What is being asked - Skip all pictures, then print the remaining material exactly.
## Start Provided entries
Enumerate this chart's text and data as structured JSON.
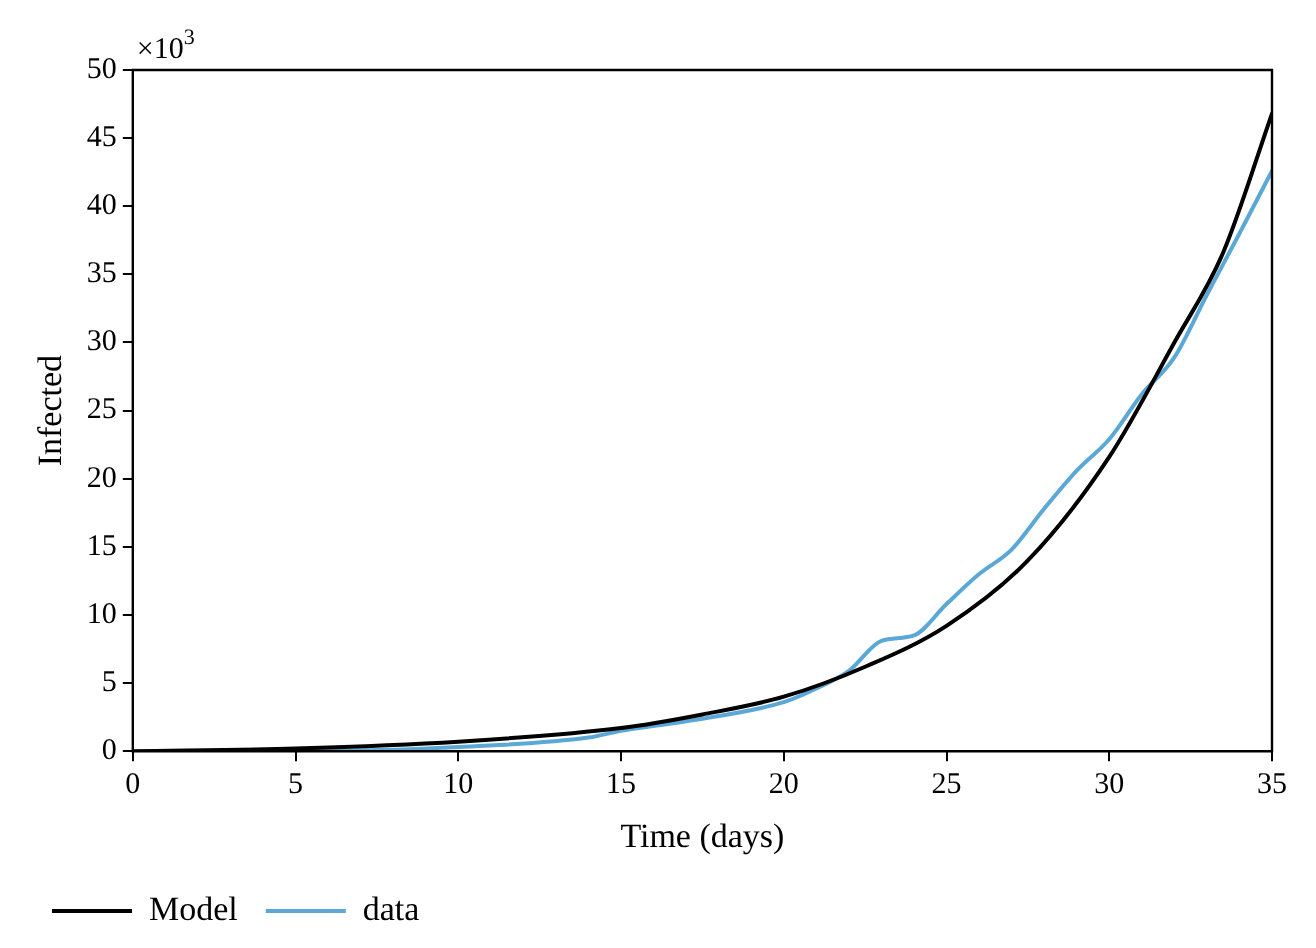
{
  "chart_data": {
    "type": "line",
    "xlabel": "Time (days)",
    "ylabel": "Infected",
    "annotations": [
      "×10$^{3}$"
    ],
    "xlim": [
      0,
      35
    ],
    "xticks": [
      0,
      5,
      10,
      15,
      20,
      25,
      30,
      35
    ],
    "ylim": [
      0,
      50
    ],
    "yticks": [
      0,
      5,
      10,
      15,
      20,
      25,
      30,
      35,
      40,
      45,
      50
    ],
    "grid": false,
    "legend": "bottom",
    "marker": "none",
    "line_style": "solid",
    "series": [
      {
        "name": "Model",
        "color": "#000000",
        "x": [
          0,
          5,
          10,
          15,
          17.5,
          20,
          22.5,
          25,
          27.5,
          30,
          32,
          33.5,
          35
        ],
        "values": [
          0,
          0.2,
          0.7,
          1.7,
          2.7,
          4.0,
          6.2,
          9.2,
          14.0,
          21.6,
          30.0,
          36.6,
          46.8
        ]
      },
      {
        "name": "data",
        "color": "#5ba8d6",
        "x": [
          0,
          5,
          8,
          10,
          14,
          15,
          17,
          20,
          21,
          22,
          23,
          24,
          25,
          26,
          27,
          28,
          29,
          30,
          31,
          32,
          33,
          34,
          35
        ],
        "values": [
          0,
          0,
          0.1,
          0.3,
          1.0,
          1.5,
          2.2,
          3.6,
          4.6,
          5.9,
          8.1,
          8.5,
          10.8,
          13.0,
          14.8,
          17.8,
          20.6,
          22.9,
          26.2,
          28.9,
          33.5,
          38.0,
          42.6
        ]
      }
    ]
  }
}
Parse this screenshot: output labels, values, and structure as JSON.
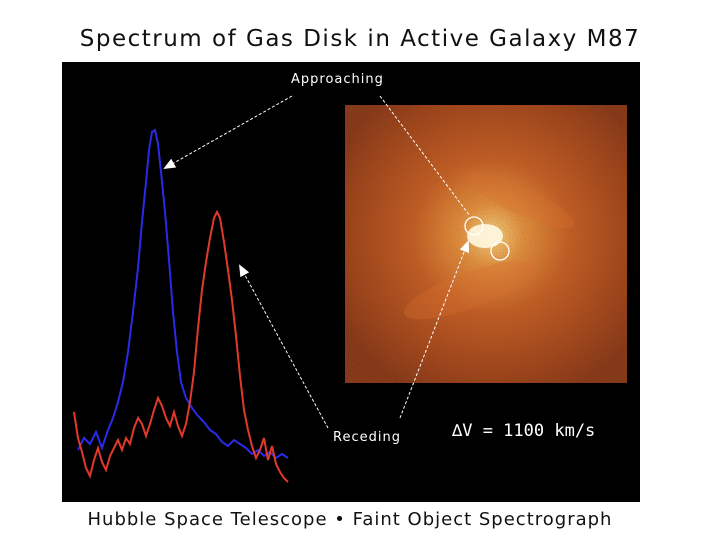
{
  "title": "Spectrum of Gas Disk in Active Galaxy M87",
  "footer": "Hubble Space Telescope • Faint Object Spectrograph",
  "labels": {
    "approaching": "Approaching",
    "receding": "Receding",
    "delta_v": "∆V = 1100 km/s"
  },
  "colors": {
    "approaching_line": "#2a2ae8",
    "receding_line": "#e03a2a",
    "background": "#000000",
    "image_glow": "#e07a30"
  }
}
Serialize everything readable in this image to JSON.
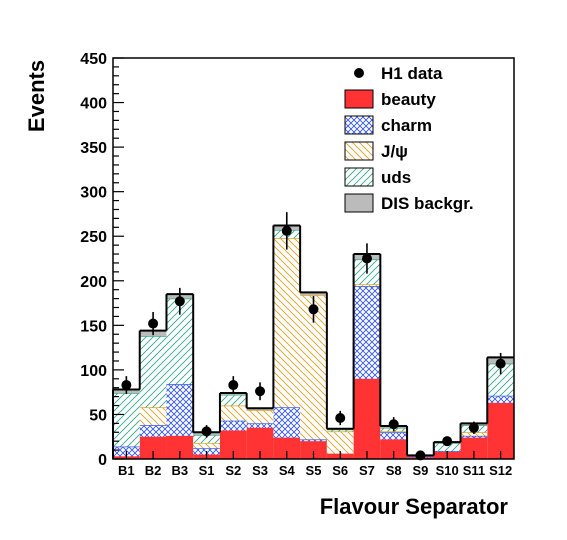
{
  "chart_data": {
    "type": "bar",
    "stacked": true,
    "title": "",
    "xlabel": "Flavour Separator",
    "ylabel": "Events",
    "ylim": [
      0,
      450
    ],
    "yticks": [
      0,
      50,
      100,
      150,
      200,
      250,
      300,
      350,
      400,
      450
    ],
    "grid": false,
    "legend_position": "top-right",
    "categories": [
      "B1",
      "B2",
      "B3",
      "S1",
      "S2",
      "S3",
      "S4",
      "S5",
      "S6",
      "S7",
      "S8",
      "S9",
      "S10",
      "S11",
      "S12"
    ],
    "series": [
      {
        "name": "beauty",
        "color": "#ff3333",
        "pattern": "solid",
        "values": [
          3,
          25,
          26,
          5,
          32,
          35,
          24,
          20,
          6,
          90,
          22,
          2,
          8,
          24,
          63
        ]
      },
      {
        "name": "charm",
        "color": "#3355ee",
        "pattern": "crosshatch",
        "values": [
          11,
          13,
          58,
          7,
          11,
          5,
          34,
          2,
          0,
          104,
          8,
          1,
          1,
          2,
          8
        ]
      },
      {
        "name": "J/ψ",
        "color": "#e0a020",
        "pattern": "hatch-down",
        "values": [
          0,
          20,
          0,
          6,
          17,
          15,
          190,
          162,
          25,
          2,
          1,
          0,
          0,
          4,
          0
        ]
      },
      {
        "name": "uds",
        "color": "#33aa88",
        "pattern": "hatch-up",
        "values": [
          60,
          80,
          96,
          9,
          12,
          0,
          9,
          0,
          2,
          28,
          4,
          1,
          9,
          8,
          36
        ]
      },
      {
        "name": "DIS backgr.",
        "color": "#bbbbbb",
        "pattern": "solid",
        "values": [
          4,
          6,
          5,
          3,
          2,
          2,
          5,
          3,
          1,
          6,
          2,
          0,
          1,
          2,
          7
        ]
      }
    ],
    "data_points": {
      "name": "H1 data",
      "values": [
        83,
        152,
        177,
        31,
        83,
        76,
        256,
        168,
        46,
        225,
        39,
        4,
        20,
        35,
        107
      ],
      "errors": [
        10,
        13,
        15,
        7,
        10,
        10,
        21,
        15,
        8,
        17,
        8,
        3,
        5,
        7,
        12
      ]
    }
  }
}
## End Provided entries
Correct response -
Enumerate this chart's text and data as structured JSON.
{
  "chart_data": {
    "type": "line",
    "xlabel": "Time (days)",
    "ylabel": "Infected",
    "annotations": [
      "×10$^{3}$"
    ],
    "xlim": [
      0,
      35
    ],
    "xticks": [
      0,
      5,
      10,
      15,
      20,
      25,
      30,
      35
    ],
    "ylim": [
      0,
      50
    ],
    "yticks": [
      0,
      5,
      10,
      15,
      20,
      25,
      30,
      35,
      40,
      45,
      50
    ],
    "grid": false,
    "legend": "bottom",
    "marker": "none",
    "line_style": "solid",
    "series": [
      {
        "name": "Model",
        "color": "#000000",
        "x": [
          0,
          5,
          10,
          15,
          17.5,
          20,
          22.5,
          25,
          27.5,
          30,
          32,
          33.5,
          35
        ],
        "values": [
          0,
          0.2,
          0.7,
          1.7,
          2.7,
          4.0,
          6.2,
          9.2,
          14.0,
          21.6,
          30.0,
          36.6,
          46.8
        ]
      },
      {
        "name": "data",
        "color": "#5ba8d6",
        "x": [
          0,
          5,
          8,
          10,
          14,
          15,
          17,
          20,
          21,
          22,
          23,
          24,
          25,
          26,
          27,
          28,
          29,
          30,
          31,
          32,
          33,
          34,
          35
        ],
        "values": [
          0,
          0,
          0.1,
          0.3,
          1.0,
          1.5,
          2.2,
          3.6,
          4.6,
          5.9,
          8.1,
          8.5,
          10.8,
          13.0,
          14.8,
          17.8,
          20.6,
          22.9,
          26.2,
          28.9,
          33.5,
          38.0,
          42.6
        ]
      }
    ]
  }
}
Parse this screenshot: output labels, values, and structure as JSON.
{
  "title": "Spectrum of Gas Disk in Active Galaxy M87",
  "footer": "Hubble Space Telescope • Faint Object Spectrograph",
  "labels": {
    "approaching": "Approaching",
    "receding": "Receding",
    "delta_v": "∆V = 1100 km/s"
  },
  "colors": {
    "approaching_line": "#2a2ae8",
    "receding_line": "#e03a2a",
    "background": "#000000",
    "image_glow": "#e07a30"
  }
}
Serialize everything readable in this image to JSON.
{
  "chart_data": {
    "type": "bar",
    "stacked": true,
    "title": "",
    "xlabel": "Flavour Separator",
    "ylabel": "Events",
    "ylim": [
      0,
      450
    ],
    "yticks": [
      0,
      50,
      100,
      150,
      200,
      250,
      300,
      350,
      400,
      450
    ],
    "grid": false,
    "legend_position": "top-right",
    "categories": [
      "B1",
      "B2",
      "B3",
      "S1",
      "S2",
      "S3",
      "S4",
      "S5",
      "S6",
      "S7",
      "S8",
      "S9",
      "S10",
      "S11",
      "S12"
    ],
    "series": [
      {
        "name": "beauty",
        "color": "#ff3333",
        "pattern": "solid",
        "values": [
          3,
          25,
          26,
          5,
          32,
          35,
          24,
          20,
          6,
          90,
          22,
          2,
          8,
          24,
          63
        ]
      },
      {
        "name": "charm",
        "color": "#3355ee",
        "pattern": "crosshatch",
        "values": [
          11,
          13,
          58,
          7,
          11,
          5,
          34,
          2,
          0,
          104,
          8,
          1,
          1,
          2,
          8
        ]
      },
      {
        "name": "J/ψ",
        "color": "#e0a020",
        "pattern": "hatch-down",
        "values": [
          0,
          20,
          0,
          6,
          17,
          15,
          190,
          162,
          25,
          2,
          1,
          0,
          0,
          4,
          0
        ]
      },
      {
        "name": "uds",
        "color": "#33aa88",
        "pattern": "hatch-up",
        "values": [
          60,
          80,
          96,
          9,
          12,
          0,
          9,
          0,
          2,
          28,
          4,
          1,
          9,
          8,
          36
        ]
      },
      {
        "name": "DIS backgr.",
        "color": "#bbbbbb",
        "pattern": "solid",
        "values": [
          4,
          6,
          5,
          3,
          2,
          2,
          5,
          3,
          1,
          6,
          2,
          0,
          1,
          2,
          7
        ]
      }
    ],
    "data_points": {
      "name": "H1 data",
      "values": [
        83,
        152,
        177,
        31,
        83,
        76,
        256,
        168,
        46,
        225,
        39,
        4,
        20,
        35,
        107
      ],
      "errors": [
        10,
        13,
        15,
        7,
        10,
        10,
        21,
        15,
        8,
        17,
        8,
        3,
        5,
        7,
        12
      ]
    }
  }
}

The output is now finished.